### GIVEN PROBLEM
Copy out every one of the lines below word for word, leaving out the picture.

START TASK DATA

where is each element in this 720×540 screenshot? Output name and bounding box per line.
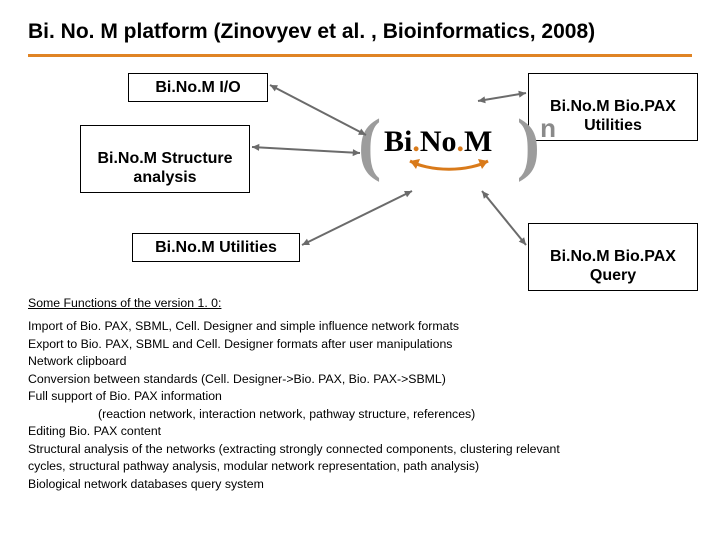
functions-line: Import of Bio. PAX, SBML, Cell. Designer… [28, 318, 692, 335]
functions-line: (reaction network, interaction network, … [28, 406, 692, 423]
module-utilities: Bi.No.M Utilities [132, 233, 300, 262]
binom-logo: ( ) n Bi.No.M [358, 113, 558, 203]
logo-text: Bi.No.M [384, 125, 492, 159]
logo-part-3: . [457, 125, 465, 158]
diagram-area: Bi.No.M I/O Bi.No.M Structure analysis B… [28, 73, 692, 293]
paren-right-icon: ) [517, 105, 540, 185]
functions-line: Full support of Bio. PAX information [28, 388, 692, 405]
module-io: Bi.No.M I/O [128, 73, 268, 102]
slide-title: Bi. No. M platform (Zinovyev et al. , Bi… [28, 20, 692, 44]
logo-part-1: . [412, 125, 420, 158]
functions-line: Export to Bio. PAX, SBML and Cell. Desig… [28, 336, 692, 353]
logo-part-2: No [420, 125, 457, 158]
functions-line: Structural analysis of the networks (ext… [28, 441, 692, 458]
title-rule [28, 54, 692, 57]
loop-arrow-icon [402, 157, 496, 187]
module-biopax-utilities-label: Bi.No.M Bio.PAX Utilities [550, 98, 676, 134]
logo-part-0: Bi [384, 125, 412, 158]
module-structure: Bi.No.M Structure analysis [80, 125, 250, 193]
module-biopax-query-label: Bi.No.M Bio.PAX Query [550, 248, 676, 284]
paren-left-icon: ( [358, 105, 381, 185]
functions-line: Biological network databases query syste… [28, 476, 692, 493]
module-utilities-label: Bi.No.M Utilities [155, 239, 277, 256]
functions-header: Some Functions of the version 1. 0: [28, 295, 692, 312]
module-structure-label: Bi.No.M Structure analysis [97, 150, 232, 186]
functions-line: Network clipboard [28, 353, 692, 370]
module-io-label: Bi.No.M I/O [155, 79, 240, 96]
functions-section: Some Functions of the version 1. 0: Impo… [28, 295, 692, 493]
logo-superscript: n [540, 113, 556, 144]
logo-part-4: M [464, 125, 492, 158]
functions-line: Editing Bio. PAX content [28, 423, 692, 440]
module-biopax-query: Bi.No.M Bio.PAX Query [528, 223, 698, 291]
functions-line: Conversion between standards (Cell. Desi… [28, 371, 692, 388]
functions-line: cycles, structural pathway analysis, mod… [28, 458, 692, 475]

END TASK DATA

### RESPONSE
where is each element in this 720×540 screenshot? Output name and bounding box per line.
functions-line: Import of Bio. PAX, SBML, Cell. Designer… [28, 318, 692, 335]
functions-line: (reaction network, interaction network, … [28, 406, 692, 423]
module-utilities: Bi.No.M Utilities [132, 233, 300, 262]
binom-logo: ( ) n Bi.No.M [358, 113, 558, 203]
logo-text: Bi.No.M [384, 125, 492, 159]
logo-part-3: . [457, 125, 465, 158]
diagram-area: Bi.No.M I/O Bi.No.M Structure analysis B… [28, 73, 692, 293]
paren-right-icon: ) [517, 105, 540, 185]
functions-line: Full support of Bio. PAX information [28, 388, 692, 405]
module-io: Bi.No.M I/O [128, 73, 268, 102]
slide-title: Bi. No. M platform (Zinovyev et al. , Bi… [28, 20, 692, 44]
logo-part-1: . [412, 125, 420, 158]
functions-line: Export to Bio. PAX, SBML and Cell. Desig… [28, 336, 692, 353]
logo-part-2: No [420, 125, 457, 158]
functions-line: Structural analysis of the networks (ext… [28, 441, 692, 458]
title-rule [28, 54, 692, 57]
loop-arrow-icon [402, 157, 496, 187]
module-biopax-utilities-label: Bi.No.M Bio.PAX Utilities [550, 98, 676, 134]
logo-part-0: Bi [384, 125, 412, 158]
module-structure: Bi.No.M Structure analysis [80, 125, 250, 193]
module-biopax-query-label: Bi.No.M Bio.PAX Query [550, 248, 676, 284]
paren-left-icon: ( [358, 105, 381, 185]
functions-line: Biological network databases query syste… [28, 476, 692, 493]
module-utilities-label: Bi.No.M Utilities [155, 239, 277, 256]
functions-header: Some Functions of the version 1. 0: [28, 295, 692, 312]
module-structure-label: Bi.No.M Structure analysis [97, 150, 232, 186]
functions-line: Network clipboard [28, 353, 692, 370]
module-io-label: Bi.No.M I/O [155, 79, 240, 96]
functions-section: Some Functions of the version 1. 0: Impo… [28, 295, 692, 493]
logo-superscript: n [540, 113, 556, 144]
logo-part-4: M [464, 125, 492, 158]
functions-line: Editing Bio. PAX content [28, 423, 692, 440]
module-biopax-query: Bi.No.M Bio.PAX Query [528, 223, 698, 291]
functions-line: Conversion between standards (Cell. Desi… [28, 371, 692, 388]
functions-line: cycles, structural pathway analysis, mod… [28, 458, 692, 475]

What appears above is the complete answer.